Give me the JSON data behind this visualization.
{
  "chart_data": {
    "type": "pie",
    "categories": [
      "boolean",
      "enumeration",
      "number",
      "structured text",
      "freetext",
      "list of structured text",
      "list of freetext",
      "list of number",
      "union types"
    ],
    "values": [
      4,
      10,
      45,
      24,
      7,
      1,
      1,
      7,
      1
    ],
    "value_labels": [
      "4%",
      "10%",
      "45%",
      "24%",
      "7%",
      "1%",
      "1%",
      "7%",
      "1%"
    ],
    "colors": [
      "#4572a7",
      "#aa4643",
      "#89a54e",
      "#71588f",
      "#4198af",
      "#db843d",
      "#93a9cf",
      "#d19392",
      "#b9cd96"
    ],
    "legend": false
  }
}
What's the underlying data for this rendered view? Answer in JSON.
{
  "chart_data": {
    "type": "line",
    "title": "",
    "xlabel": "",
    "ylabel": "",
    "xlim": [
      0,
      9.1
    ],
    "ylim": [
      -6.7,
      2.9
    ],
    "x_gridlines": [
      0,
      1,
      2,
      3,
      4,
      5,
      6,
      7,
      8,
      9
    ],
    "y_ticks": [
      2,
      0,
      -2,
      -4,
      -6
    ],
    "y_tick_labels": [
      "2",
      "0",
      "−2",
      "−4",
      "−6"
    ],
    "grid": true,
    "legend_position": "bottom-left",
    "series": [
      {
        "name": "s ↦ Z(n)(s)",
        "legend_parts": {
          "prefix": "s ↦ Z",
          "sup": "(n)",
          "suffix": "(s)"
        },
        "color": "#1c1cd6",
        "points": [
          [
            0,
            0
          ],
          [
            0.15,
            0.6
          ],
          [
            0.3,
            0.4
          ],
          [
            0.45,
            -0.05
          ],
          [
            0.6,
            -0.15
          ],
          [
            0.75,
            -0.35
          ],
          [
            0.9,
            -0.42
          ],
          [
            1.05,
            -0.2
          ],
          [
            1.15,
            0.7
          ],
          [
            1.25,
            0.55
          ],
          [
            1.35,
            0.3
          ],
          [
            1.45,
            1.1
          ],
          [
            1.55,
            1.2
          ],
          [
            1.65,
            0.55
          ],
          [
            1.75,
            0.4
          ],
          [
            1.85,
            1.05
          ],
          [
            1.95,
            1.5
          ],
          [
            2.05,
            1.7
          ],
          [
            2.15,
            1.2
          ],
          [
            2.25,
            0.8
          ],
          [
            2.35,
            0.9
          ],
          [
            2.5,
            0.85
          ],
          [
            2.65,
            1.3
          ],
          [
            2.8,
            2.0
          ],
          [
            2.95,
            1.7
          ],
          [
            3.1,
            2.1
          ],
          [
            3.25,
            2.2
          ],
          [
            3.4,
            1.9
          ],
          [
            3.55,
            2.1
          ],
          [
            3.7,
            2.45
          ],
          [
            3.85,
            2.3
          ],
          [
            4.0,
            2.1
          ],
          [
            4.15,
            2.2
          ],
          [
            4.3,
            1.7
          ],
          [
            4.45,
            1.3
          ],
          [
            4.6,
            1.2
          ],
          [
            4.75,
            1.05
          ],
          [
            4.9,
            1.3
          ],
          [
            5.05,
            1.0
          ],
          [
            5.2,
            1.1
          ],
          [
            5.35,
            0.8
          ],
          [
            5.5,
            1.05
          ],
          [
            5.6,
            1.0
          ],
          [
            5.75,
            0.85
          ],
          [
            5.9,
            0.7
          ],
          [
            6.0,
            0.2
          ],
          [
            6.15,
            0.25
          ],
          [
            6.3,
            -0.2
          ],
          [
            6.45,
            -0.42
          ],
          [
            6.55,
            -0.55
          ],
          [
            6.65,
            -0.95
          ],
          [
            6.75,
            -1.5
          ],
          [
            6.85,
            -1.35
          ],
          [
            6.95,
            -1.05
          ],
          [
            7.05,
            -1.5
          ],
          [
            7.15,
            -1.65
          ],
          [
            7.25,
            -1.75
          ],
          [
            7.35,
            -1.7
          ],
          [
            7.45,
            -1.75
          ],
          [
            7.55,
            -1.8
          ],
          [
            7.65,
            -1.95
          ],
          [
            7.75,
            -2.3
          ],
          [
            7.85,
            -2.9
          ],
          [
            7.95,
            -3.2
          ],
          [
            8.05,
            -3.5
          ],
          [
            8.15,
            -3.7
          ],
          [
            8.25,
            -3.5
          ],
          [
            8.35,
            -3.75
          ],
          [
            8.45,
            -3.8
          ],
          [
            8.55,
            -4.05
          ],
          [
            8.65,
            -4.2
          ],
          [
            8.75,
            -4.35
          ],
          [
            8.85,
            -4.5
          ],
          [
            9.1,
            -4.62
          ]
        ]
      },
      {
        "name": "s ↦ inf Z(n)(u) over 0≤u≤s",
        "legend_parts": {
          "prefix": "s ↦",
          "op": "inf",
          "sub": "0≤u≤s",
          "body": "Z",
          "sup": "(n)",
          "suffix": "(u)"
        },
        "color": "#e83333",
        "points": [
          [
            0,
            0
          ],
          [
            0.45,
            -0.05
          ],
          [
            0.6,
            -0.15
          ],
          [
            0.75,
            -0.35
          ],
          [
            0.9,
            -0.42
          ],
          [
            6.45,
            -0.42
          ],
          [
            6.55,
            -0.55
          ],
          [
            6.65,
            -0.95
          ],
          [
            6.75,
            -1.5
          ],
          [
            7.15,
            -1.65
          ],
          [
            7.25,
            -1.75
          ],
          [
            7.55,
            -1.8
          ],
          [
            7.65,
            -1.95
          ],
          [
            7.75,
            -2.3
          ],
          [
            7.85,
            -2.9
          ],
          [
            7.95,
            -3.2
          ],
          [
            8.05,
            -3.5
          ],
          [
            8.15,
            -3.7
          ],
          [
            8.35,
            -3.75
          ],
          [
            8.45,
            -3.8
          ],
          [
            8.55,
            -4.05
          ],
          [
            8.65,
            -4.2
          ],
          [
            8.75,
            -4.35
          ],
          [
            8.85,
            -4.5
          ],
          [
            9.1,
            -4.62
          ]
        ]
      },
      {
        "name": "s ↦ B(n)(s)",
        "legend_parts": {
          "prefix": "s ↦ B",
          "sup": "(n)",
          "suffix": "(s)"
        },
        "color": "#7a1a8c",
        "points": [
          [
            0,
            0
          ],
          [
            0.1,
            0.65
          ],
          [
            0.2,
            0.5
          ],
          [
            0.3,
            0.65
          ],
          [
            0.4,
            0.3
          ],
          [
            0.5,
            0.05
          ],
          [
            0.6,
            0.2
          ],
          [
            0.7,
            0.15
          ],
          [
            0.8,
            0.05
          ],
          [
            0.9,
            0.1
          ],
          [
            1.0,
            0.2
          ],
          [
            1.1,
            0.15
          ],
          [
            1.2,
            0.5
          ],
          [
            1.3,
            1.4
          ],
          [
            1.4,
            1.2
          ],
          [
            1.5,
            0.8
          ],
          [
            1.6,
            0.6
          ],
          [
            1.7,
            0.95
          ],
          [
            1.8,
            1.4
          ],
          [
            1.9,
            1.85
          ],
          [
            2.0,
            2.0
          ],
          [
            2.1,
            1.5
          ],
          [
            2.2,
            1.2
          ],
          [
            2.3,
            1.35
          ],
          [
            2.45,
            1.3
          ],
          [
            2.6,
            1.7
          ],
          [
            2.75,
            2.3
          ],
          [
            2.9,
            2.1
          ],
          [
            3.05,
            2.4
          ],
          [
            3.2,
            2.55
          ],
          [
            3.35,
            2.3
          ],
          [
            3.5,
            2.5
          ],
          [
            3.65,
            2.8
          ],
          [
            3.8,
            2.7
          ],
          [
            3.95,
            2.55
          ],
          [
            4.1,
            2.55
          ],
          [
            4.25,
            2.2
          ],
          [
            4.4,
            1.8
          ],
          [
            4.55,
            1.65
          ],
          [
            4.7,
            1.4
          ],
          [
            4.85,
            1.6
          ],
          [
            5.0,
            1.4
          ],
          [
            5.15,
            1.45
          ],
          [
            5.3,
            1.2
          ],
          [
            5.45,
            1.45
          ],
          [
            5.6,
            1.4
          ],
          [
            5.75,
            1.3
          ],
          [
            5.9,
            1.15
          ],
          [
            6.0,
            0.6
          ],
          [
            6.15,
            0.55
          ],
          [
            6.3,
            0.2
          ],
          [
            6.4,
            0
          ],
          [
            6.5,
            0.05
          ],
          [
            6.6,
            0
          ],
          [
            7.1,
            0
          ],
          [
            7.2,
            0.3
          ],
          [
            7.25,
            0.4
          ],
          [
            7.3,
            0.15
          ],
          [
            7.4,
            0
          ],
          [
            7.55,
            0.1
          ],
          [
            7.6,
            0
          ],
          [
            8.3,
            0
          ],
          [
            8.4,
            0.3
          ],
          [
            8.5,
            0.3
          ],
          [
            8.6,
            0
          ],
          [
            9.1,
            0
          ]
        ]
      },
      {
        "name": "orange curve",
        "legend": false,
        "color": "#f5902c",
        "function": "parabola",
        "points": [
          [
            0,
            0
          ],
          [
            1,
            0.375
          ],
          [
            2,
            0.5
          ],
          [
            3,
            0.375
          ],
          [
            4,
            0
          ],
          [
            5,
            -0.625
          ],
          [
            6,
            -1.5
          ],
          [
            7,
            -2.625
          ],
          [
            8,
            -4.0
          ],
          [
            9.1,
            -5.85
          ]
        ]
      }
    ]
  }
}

* * * * * * * * *

Go over the records above line by line and count those holding the word "list". Reply only with the number.

3